• WHAT THE EXERCISE ASKS
Repeat the entire listing exactly.

_ _ _ _ _

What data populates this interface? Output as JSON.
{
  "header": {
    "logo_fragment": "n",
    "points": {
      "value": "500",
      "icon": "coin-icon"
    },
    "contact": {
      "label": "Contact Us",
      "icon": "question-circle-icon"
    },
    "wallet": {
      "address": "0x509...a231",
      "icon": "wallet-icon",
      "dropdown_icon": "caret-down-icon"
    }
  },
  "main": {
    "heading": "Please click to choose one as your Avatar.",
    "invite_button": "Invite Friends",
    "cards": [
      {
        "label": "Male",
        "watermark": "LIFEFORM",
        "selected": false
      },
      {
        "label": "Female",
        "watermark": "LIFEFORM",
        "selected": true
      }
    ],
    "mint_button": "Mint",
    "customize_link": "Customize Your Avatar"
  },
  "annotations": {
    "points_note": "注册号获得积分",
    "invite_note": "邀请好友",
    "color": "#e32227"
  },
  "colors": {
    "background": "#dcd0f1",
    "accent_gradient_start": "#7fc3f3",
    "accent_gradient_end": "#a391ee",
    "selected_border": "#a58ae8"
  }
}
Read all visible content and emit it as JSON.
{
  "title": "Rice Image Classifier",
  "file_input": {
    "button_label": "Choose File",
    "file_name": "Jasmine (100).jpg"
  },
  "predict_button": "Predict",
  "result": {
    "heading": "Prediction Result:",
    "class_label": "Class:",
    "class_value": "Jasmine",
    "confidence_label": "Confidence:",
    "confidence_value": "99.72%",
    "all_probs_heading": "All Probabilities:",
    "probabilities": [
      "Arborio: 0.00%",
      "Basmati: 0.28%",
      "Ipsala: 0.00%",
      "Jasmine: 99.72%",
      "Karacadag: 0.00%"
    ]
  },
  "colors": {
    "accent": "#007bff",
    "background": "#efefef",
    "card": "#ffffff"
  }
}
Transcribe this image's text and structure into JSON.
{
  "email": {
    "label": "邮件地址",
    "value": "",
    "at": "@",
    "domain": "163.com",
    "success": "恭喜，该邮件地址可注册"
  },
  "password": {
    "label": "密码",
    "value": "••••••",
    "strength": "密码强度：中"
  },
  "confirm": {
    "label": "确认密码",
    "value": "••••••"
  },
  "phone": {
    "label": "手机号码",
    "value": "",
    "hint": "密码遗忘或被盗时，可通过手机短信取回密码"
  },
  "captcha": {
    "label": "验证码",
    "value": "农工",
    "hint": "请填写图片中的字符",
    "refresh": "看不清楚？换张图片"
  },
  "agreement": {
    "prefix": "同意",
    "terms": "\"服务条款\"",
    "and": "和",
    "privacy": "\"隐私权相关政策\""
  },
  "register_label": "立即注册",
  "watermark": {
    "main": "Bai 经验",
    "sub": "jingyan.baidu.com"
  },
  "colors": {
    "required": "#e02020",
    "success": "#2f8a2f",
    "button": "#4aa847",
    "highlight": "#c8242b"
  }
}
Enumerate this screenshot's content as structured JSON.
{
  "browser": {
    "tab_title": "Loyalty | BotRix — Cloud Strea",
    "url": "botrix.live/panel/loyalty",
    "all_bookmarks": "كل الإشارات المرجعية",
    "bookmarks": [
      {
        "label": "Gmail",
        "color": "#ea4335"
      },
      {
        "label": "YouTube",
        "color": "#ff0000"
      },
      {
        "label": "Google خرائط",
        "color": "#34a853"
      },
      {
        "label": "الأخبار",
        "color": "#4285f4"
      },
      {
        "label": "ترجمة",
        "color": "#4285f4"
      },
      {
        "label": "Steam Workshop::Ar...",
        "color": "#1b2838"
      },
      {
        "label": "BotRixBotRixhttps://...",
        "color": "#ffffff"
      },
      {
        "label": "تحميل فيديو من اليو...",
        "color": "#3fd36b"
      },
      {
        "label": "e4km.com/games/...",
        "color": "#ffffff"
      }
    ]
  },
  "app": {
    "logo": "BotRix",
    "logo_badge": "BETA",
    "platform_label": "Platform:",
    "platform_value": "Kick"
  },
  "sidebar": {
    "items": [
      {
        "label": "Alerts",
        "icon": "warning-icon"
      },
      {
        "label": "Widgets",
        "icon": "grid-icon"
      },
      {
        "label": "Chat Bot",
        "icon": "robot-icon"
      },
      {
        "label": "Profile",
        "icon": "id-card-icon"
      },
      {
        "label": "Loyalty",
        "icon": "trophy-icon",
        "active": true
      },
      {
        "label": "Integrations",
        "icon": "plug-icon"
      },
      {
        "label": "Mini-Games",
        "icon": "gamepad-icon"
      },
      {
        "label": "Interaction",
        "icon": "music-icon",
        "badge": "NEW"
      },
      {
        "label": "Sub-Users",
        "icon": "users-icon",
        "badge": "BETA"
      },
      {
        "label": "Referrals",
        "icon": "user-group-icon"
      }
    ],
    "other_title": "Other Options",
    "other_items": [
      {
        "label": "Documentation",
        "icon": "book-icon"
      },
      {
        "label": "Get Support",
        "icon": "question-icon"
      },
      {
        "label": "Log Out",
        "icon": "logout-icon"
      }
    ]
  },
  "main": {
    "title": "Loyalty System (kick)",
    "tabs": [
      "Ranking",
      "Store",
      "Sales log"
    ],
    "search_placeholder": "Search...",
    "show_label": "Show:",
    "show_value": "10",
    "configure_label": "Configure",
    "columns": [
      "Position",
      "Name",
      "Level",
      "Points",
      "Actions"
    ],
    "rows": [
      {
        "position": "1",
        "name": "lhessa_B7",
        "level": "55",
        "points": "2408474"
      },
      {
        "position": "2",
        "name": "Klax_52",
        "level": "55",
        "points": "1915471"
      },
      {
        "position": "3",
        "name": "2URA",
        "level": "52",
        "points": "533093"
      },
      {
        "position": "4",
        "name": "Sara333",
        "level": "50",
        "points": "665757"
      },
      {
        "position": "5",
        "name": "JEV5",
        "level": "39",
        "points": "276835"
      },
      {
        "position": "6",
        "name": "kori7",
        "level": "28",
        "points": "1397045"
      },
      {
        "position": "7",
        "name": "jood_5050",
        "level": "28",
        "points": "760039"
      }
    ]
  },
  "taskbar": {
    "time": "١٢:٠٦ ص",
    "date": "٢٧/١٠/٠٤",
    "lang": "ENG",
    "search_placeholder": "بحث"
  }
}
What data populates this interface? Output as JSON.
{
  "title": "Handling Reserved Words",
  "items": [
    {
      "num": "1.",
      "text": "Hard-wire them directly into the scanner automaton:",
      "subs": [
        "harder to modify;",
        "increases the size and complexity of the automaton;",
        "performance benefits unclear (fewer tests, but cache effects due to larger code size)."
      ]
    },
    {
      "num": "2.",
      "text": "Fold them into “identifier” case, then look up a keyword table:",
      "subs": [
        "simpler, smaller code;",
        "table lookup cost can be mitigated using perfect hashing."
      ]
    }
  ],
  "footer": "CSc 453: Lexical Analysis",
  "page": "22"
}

_ _ _ _ _

• REPLY
What data populates this interface? Output as JSON.
{
  "header": {
    "logo_fragment": "n",
    "points": {
      "value": "500",
      "icon": "coin-icon"
    },
    "contact": {
      "label": "Contact Us",
      "icon": "question-circle-icon"
    },
    "wallet": {
      "address": "0x509...a231",
      "icon": "wallet-icon",
      "dropdown_icon": "caret-down-icon"
    }
  },
  "main": {
    "heading": "Please click to choose one as your Avatar.",
    "invite_button": "Invite Friends",
    "cards": [
      {
        "label": "Male",
        "watermark": "LIFEFORM",
        "selected": false
      },
      {
        "label": "Female",
        "watermark": "LIFEFORM",
        "selected": true
      }
    ],
    "mint_button": "Mint",
    "customize_link": "Customize Your Avatar"
  },
  "annotations": {
    "points_note": "注册号获得积分",
    "invite_note": "邀请好友",
    "color": "#e32227"
  },
  "colors": {
    "background": "#dcd0f1",
    "accent_gradient_start": "#7fc3f3",
    "accent_gradient_end": "#a391ee",
    "selected_border": "#a58ae8"
  }
}
Read all visible content and emit it as JSON.
{
  "title": "Rice Image Classifier",
  "file_input": {
    "button_label": "Choose File",
    "file_name": "Jasmine (100).jpg"
  },
  "predict_button": "Predict",
  "result": {
    "heading": "Prediction Result:",
    "class_label": "Class:",
    "class_value": "Jasmine",
    "confidence_label": "Confidence:",
    "confidence_value": "99.72%",
    "all_probs_heading": "All Probabilities:",
    "probabilities": [
      "Arborio: 0.00%",
      "Basmati: 0.28%",
      "Ipsala: 0.00%",
      "Jasmine: 99.72%",
      "Karacadag: 0.00%"
    ]
  },
  "colors": {
    "accent": "#007bff",
    "background": "#efefef",
    "card": "#ffffff"
  }
}
Transcribe this image's text and structure into JSON.
{
  "email": {
    "label": "邮件地址",
    "value": "",
    "at": "@",
    "domain": "163.com",
    "success": "恭喜，该邮件地址可注册"
  },
  "password": {
    "label": "密码",
    "value": "••••••",
    "strength": "密码强度：中"
  },
  "confirm": {
    "label": "确认密码",
    "value": "••••••"
  },
  "phone": {
    "label": "手机号码",
    "value": "",
    "hint": "密码遗忘或被盗时，可通过手机短信取回密码"
  },
  "captcha": {
    "label": "验证码",
    "value": "农工",
    "hint": "请填写图片中的字符",
    "refresh": "看不清楚？换张图片"
  },
  "agreement": {
    "prefix": "同意",
    "terms": "\"服务条款\"",
    "and": "和",
    "privacy": "\"隐私权相关政策\""
  },
  "register_label": "立即注册",
  "watermark": {
    "main": "Bai 经验",
    "sub": "jingyan.baidu.com"
  },
  "colors": {
    "required": "#e02020",
    "success": "#2f8a2f",
    "button": "#4aa847",
    "highlight": "#c8242b"
  }
}
Enumerate this screenshot's content as structured JSON.
{
  "browser": {
    "tab_title": "Loyalty | BotRix — Cloud Strea",
    "url": "botrix.live/panel/loyalty",
    "all_bookmarks": "كل الإشارات المرجعية",
    "bookmarks": [
      {
        "label": "Gmail",
        "color": "#ea4335"
      },
      {
        "label": "YouTube",
        "color": "#ff0000"
      },
      {
        "label": "Google خرائط",
        "color": "#34a853"
      },
      {
        "label": "الأخبار",
        "color": "#4285f4"
      },
      {
        "label": "ترجمة",
        "color": "#4285f4"
      },
      {
        "label": "Steam Workshop::Ar...",
        "color": "#1b2838"
      },
      {
        "label": "BotRixBotRixhttps://...",
        "color": "#ffffff"
      },
      {
        "label": "تحميل فيديو من اليو...",
        "color": "#3fd36b"
      },
      {
        "label": "e4km.com/games/...",
        "color": "#ffffff"
      }
    ]
  },
  "app": {
    "logo": "BotRix",
    "logo_badge": "BETA",
    "platform_label": "Platform:",
    "platform_value": "Kick"
  },
  "sidebar": {
    "items": [
      {
        "label": "Alerts",
        "icon": "warning-icon"
      },
      {
        "label": "Widgets",
        "icon": "grid-icon"
      },
      {
        "label": "Chat Bot",
        "icon": "robot-icon"
      },
      {
        "label": "Profile",
        "icon": "id-card-icon"
      },
      {
        "label": "Loyalty",
        "icon": "trophy-icon",
        "active": true
      },
      {
        "label": "Integrations",
        "icon": "plug-icon"
      },
      {
        "label": "Mini-Games",
        "icon": "gamepad-icon"
      },
      {
        "label": "Interaction",
        "icon": "music-icon",
        "badge": "NEW"
      },
      {
        "label": "Sub-Users",
        "icon": "users-icon",
        "badge": "BETA"
      },
      {
        "label": "Referrals",
        "icon": "user-group-icon"
      }
    ],
    "other_title": "Other Options",
    "other_items": [
      {
        "label": "Documentation",
        "icon": "book-icon"
      },
      {
        "label": "Get Support",
        "icon": "question-icon"
      },
      {
        "label": "Log Out",
        "icon": "logout-icon"
      }
    ]
  },
  "main": {
    "title": "Loyalty System (kick)",
    "tabs": [
      "Ranking",
      "Store",
      "Sales log"
    ],
    "search_placeholder": "Search...",
    "show_label": "Show:",
    "show_value": "10",
    "configure_label": "Configure",
    "columns": [
      "Position",
      "Name",
      "Level",
      "Points",
      "Actions"
    ],
    "rows": [
      {
        "position": "1",
        "name": "lhessa_B7",
        "level": "55",
        "points": "2408474"
      },
      {
        "position": "2",
        "name": "Klax_52",
        "level": "55",
        "points": "1915471"
      },
      {
        "position": "3",
        "name": "2URA",
        "level": "52",
        "points": "533093"
      },
      {
        "position": "4",
        "name": "Sara333",
        "level": "50",
        "points": "665757"
      },
      {
        "position": "5",
        "name": "JEV5",
        "level": "39",
        "points": "276835"
      },
      {
        "position": "6",
        "name": "kori7",
        "level": "28",
        "points": "1397045"
      },
      {
        "position": "7",
        "name": "jood_5050",
        "level": "28",
        "points": "760039"
      }
    ]
  },
  "taskbar": {
    "time": "١٢:٠٦ ص",
    "date": "٢٧/١٠/٠٤",
    "lang": "ENG",
    "search_placeholder": "بحث"
  }
}
What data populates this interface? Output as JSON.
{
  "title": "Handling Reserved Words",
  "items": [
    {
      "num": "1.",
      "text": "Hard-wire them directly into the scanner automaton:",
      "subs": [
        "harder to modify;",
        "increases the size and complexity of the automaton;",
        "performance benefits unclear (fewer tests, but cache effects due to larger code size)."
      ]
    },
    {
      "num": "2.",
      "text": "Fold them into “identifier” case, then look up a keyword table:",
      "subs": [
        "simpler, smaller code;",
        "table lookup cost can be mitigated using perfect hashing."
      ]
    }
  ],
  "footer": "CSc 453: Lexical Analysis",
  "page": "22"
}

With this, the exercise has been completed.